— WORK REQUIRED —
Write down each entry again, exactly as it reads.

(Stored records)

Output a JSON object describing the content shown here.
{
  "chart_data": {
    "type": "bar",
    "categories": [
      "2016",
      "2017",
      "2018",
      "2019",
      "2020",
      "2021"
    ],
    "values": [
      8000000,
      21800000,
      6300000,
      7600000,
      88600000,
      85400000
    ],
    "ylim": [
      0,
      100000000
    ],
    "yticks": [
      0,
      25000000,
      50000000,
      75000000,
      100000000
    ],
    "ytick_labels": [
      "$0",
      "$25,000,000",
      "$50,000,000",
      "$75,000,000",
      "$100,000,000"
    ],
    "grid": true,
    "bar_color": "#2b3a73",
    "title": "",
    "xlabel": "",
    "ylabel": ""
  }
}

— ANSWER —
Output a JSON object describing the content shown here.
{
  "chart_data": {
    "type": "bar",
    "categories": [
      "2016",
      "2017",
      "2018",
      "2019",
      "2020",
      "2021"
    ],
    "values": [
      8000000,
      21800000,
      6300000,
      7600000,
      88600000,
      85400000
    ],
    "ylim": [
      0,
      100000000
    ],
    "yticks": [
      0,
      25000000,
      50000000,
      75000000,
      100000000
    ],
    "ytick_labels": [
      "$0",
      "$25,000,000",
      "$50,000,000",
      "$75,000,000",
      "$100,000,000"
    ],
    "grid": true,
    "bar_color": "#2b3a73",
    "title": "",
    "xlabel": "",
    "ylabel": ""
  }
}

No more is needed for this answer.